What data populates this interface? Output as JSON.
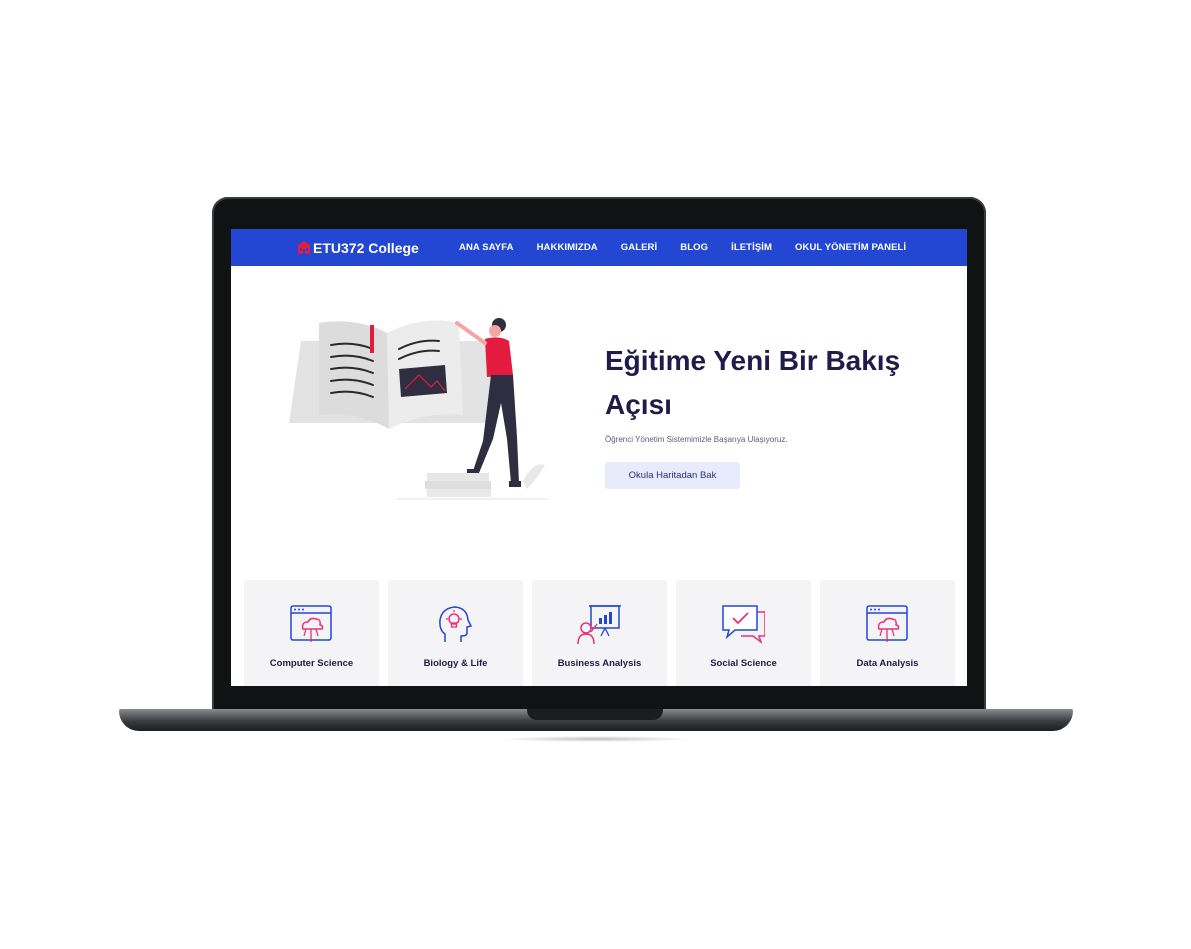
{
  "brand": {
    "name": "ETU372 College",
    "logo_icon": "school-building-icon",
    "accent": "#e31b3f"
  },
  "colors": {
    "nav": "#2346d3",
    "title": "#201c4a",
    "icon_blue": "#2346d3",
    "icon_pink": "#ec2f7a"
  },
  "nav": {
    "items": [
      "ANA SAYFA",
      "HAKKIMIZDA",
      "GALERİ",
      "BLOG",
      "İLETİŞİM",
      "OKUL YÖNETİM PANELİ"
    ]
  },
  "hero": {
    "title": "Eğitime Yeni Bir Bakış Açısı",
    "subtitle": "Öğrenci Yönetim Sistemimizle Başarıya Ulaşıyoruz.",
    "button": "Okula Haritadan Bak",
    "illustration": "woman-reading-giant-book-illustration"
  },
  "courses": [
    {
      "label": "Computer Science",
      "icon": "cloud-browser-icon"
    },
    {
      "label": "Biology & Life",
      "icon": "head-lightbulb-icon"
    },
    {
      "label": "Business Analysis",
      "icon": "presentation-chart-icon"
    },
    {
      "label": "Social Science",
      "icon": "chat-check-icon"
    },
    {
      "label": "Data Analysis",
      "icon": "cloud-browser-icon"
    }
  ]
}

────────────────────

Problem
Every entry must be written out exactly, with all pictures left out.

Task solution
What data populates this interface? Output as JSON.
{
  "brand": {
    "name": "ETU372 College",
    "logo_icon": "school-building-icon",
    "accent": "#e31b3f"
  },
  "colors": {
    "nav": "#2346d3",
    "title": "#201c4a",
    "icon_blue": "#2346d3",
    "icon_pink": "#ec2f7a"
  },
  "nav": {
    "items": [
      "ANA SAYFA",
      "HAKKIMIZDA",
      "GALERİ",
      "BLOG",
      "İLETİŞİM",
      "OKUL YÖNETİM PANELİ"
    ]
  },
  "hero": {
    "title": "Eğitime Yeni Bir Bakış Açısı",
    "subtitle": "Öğrenci Yönetim Sistemimizle Başarıya Ulaşıyoruz.",
    "button": "Okula Haritadan Bak",
    "illustration": "woman-reading-giant-book-illustration"
  },
  "courses": [
    {
      "label": "Computer Science",
      "icon": "cloud-browser-icon"
    },
    {
      "label": "Biology & Life",
      "icon": "head-lightbulb-icon"
    },
    {
      "label": "Business Analysis",
      "icon": "presentation-chart-icon"
    },
    {
      "label": "Social Science",
      "icon": "chat-check-icon"
    },
    {
      "label": "Data Analysis",
      "icon": "cloud-browser-icon"
    }
  ]
}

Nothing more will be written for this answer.